* [What is required]: Please copy out the lines word for word, from the beginning of the records up to and including the line containing "candle xyxy=(434,152,440,169)".

>> BEGIN Data supplied

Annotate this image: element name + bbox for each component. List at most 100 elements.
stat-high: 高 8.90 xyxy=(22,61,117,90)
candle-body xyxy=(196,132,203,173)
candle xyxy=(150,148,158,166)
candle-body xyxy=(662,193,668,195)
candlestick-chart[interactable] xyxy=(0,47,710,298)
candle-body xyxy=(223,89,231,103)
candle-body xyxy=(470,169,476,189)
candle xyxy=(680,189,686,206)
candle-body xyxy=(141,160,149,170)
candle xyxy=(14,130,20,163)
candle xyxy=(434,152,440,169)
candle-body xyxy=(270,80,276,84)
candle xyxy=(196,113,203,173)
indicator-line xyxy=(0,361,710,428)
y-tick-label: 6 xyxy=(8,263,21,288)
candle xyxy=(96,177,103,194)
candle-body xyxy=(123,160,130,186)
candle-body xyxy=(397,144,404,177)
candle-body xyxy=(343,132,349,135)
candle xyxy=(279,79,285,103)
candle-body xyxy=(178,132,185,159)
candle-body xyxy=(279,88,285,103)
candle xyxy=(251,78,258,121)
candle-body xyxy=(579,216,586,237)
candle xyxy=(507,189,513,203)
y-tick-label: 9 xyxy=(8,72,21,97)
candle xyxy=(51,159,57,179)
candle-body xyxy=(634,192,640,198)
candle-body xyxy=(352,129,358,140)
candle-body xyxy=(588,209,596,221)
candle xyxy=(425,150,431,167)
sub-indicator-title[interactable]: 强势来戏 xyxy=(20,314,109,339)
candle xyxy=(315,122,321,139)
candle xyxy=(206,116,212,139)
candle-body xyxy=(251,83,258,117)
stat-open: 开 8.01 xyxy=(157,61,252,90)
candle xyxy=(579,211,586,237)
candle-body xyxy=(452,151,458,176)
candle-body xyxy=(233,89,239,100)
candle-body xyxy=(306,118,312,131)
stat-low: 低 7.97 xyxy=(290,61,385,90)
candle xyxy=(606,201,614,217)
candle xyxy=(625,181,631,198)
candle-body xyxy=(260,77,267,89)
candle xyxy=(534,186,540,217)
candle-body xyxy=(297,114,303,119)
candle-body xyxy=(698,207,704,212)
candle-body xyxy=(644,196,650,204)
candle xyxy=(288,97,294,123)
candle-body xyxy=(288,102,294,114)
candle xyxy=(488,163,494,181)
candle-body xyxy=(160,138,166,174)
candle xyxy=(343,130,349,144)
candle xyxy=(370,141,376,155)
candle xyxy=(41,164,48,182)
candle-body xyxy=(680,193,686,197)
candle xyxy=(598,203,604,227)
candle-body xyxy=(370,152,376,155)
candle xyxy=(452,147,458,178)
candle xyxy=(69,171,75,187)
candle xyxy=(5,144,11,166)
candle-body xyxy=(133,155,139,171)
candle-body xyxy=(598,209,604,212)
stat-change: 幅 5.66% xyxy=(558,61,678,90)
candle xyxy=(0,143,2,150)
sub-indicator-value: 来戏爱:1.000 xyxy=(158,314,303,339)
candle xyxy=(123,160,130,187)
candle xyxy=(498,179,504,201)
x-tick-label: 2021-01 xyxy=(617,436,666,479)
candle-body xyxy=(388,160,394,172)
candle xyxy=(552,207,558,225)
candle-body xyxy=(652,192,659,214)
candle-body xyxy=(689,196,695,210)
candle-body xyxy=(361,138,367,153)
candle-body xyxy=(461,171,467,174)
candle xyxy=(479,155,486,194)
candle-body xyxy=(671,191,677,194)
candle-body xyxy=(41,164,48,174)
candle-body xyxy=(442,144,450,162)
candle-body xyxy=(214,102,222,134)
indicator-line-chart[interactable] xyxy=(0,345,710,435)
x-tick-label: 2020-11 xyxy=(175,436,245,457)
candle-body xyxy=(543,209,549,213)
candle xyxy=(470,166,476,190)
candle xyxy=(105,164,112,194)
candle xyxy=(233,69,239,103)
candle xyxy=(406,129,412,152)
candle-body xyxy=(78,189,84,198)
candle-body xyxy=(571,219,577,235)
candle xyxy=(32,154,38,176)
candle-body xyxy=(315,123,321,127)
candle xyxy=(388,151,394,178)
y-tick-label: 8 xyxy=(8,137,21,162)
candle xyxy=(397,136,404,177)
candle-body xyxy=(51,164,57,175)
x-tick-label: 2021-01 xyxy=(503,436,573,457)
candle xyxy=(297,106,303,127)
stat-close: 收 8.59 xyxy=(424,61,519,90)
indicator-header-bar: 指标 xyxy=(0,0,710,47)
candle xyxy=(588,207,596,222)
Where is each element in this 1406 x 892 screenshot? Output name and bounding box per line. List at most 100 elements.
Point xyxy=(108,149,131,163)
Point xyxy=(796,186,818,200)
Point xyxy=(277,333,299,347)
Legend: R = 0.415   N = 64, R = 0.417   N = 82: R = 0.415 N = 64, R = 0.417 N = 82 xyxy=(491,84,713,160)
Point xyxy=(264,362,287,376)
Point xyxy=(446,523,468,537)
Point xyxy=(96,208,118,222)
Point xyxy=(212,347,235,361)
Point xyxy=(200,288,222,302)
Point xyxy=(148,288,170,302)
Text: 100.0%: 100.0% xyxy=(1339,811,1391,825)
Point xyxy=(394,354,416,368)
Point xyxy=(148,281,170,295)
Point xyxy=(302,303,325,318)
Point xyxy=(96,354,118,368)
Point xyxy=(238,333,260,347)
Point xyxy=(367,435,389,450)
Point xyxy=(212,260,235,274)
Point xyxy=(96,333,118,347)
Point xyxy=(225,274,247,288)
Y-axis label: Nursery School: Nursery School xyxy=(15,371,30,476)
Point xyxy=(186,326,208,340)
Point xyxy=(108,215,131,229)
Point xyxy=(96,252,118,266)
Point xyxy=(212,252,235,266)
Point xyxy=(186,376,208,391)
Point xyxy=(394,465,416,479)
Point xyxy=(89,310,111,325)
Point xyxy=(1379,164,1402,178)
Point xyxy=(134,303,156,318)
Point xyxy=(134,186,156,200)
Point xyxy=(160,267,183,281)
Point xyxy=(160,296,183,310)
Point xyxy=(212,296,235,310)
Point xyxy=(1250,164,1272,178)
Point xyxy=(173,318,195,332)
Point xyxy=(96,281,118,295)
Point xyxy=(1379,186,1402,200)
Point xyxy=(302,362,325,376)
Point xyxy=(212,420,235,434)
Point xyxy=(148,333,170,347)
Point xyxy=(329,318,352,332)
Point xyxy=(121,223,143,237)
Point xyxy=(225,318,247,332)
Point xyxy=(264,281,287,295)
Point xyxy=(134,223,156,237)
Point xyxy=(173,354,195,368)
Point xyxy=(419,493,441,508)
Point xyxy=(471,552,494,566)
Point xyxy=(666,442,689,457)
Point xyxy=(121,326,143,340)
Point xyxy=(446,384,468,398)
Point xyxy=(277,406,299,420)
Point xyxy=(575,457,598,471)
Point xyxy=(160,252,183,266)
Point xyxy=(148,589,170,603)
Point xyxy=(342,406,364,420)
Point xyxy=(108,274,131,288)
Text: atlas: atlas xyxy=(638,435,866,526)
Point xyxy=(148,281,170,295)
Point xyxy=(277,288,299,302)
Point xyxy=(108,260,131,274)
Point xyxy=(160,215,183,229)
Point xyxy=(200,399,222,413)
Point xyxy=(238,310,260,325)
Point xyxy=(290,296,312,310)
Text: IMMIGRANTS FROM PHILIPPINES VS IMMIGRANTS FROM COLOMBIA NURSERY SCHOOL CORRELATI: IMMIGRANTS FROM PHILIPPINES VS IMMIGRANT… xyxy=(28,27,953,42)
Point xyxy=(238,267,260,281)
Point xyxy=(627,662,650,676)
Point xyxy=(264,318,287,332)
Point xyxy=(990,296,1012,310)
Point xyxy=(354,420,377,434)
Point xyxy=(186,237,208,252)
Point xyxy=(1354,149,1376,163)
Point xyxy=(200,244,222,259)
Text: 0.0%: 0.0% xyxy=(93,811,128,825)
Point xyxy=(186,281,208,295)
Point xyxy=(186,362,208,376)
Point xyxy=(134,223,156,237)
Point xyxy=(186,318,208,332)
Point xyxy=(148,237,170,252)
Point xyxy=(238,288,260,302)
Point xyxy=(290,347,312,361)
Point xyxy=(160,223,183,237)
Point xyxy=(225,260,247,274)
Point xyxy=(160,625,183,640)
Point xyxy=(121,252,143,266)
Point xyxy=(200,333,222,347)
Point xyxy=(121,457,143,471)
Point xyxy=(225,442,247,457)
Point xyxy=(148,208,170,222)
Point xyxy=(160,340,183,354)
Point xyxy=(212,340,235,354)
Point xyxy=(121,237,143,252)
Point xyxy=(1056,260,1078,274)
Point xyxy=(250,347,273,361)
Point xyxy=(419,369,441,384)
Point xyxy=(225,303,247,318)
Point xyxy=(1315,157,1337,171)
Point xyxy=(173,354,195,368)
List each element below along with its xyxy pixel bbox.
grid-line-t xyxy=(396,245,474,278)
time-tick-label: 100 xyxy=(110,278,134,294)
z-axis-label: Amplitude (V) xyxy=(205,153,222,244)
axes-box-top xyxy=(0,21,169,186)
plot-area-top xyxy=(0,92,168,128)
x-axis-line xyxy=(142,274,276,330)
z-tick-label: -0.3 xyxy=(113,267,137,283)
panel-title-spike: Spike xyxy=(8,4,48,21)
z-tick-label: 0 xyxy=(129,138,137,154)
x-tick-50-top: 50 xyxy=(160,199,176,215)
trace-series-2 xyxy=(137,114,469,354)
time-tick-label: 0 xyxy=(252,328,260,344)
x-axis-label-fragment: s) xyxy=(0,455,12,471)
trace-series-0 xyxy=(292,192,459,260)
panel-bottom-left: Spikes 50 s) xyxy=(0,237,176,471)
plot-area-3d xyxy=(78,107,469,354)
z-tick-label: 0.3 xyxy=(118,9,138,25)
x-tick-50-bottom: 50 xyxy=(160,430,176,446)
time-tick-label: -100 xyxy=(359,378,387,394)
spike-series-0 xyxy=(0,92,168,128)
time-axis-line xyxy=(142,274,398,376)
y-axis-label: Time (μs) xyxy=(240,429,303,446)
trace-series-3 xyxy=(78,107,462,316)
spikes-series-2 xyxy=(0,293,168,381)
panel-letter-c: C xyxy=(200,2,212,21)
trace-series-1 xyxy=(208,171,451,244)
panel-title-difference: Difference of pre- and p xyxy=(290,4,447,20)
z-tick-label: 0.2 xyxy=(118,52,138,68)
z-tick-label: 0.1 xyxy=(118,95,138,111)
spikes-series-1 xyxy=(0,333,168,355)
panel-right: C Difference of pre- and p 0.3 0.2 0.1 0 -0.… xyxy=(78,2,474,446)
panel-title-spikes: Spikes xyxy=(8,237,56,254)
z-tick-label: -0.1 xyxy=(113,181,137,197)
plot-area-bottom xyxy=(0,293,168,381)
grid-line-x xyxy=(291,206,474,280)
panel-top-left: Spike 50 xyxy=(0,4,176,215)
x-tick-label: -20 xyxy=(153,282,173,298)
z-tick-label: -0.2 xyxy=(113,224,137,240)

>> END Data supplied

* [Full output]:
Annotate this image: element name + bbox for each component. List at most 100 elements.
stat-high: 高 8.90 xyxy=(22,61,117,90)
candle-body xyxy=(196,132,203,173)
candle xyxy=(150,148,158,166)
candle-body xyxy=(662,193,668,195)
candlestick-chart[interactable] xyxy=(0,47,710,298)
candle-body xyxy=(223,89,231,103)
candle-body xyxy=(470,169,476,189)
candle xyxy=(680,189,686,206)
candle-body xyxy=(141,160,149,170)
candle xyxy=(14,130,20,163)
candle xyxy=(434,152,440,169)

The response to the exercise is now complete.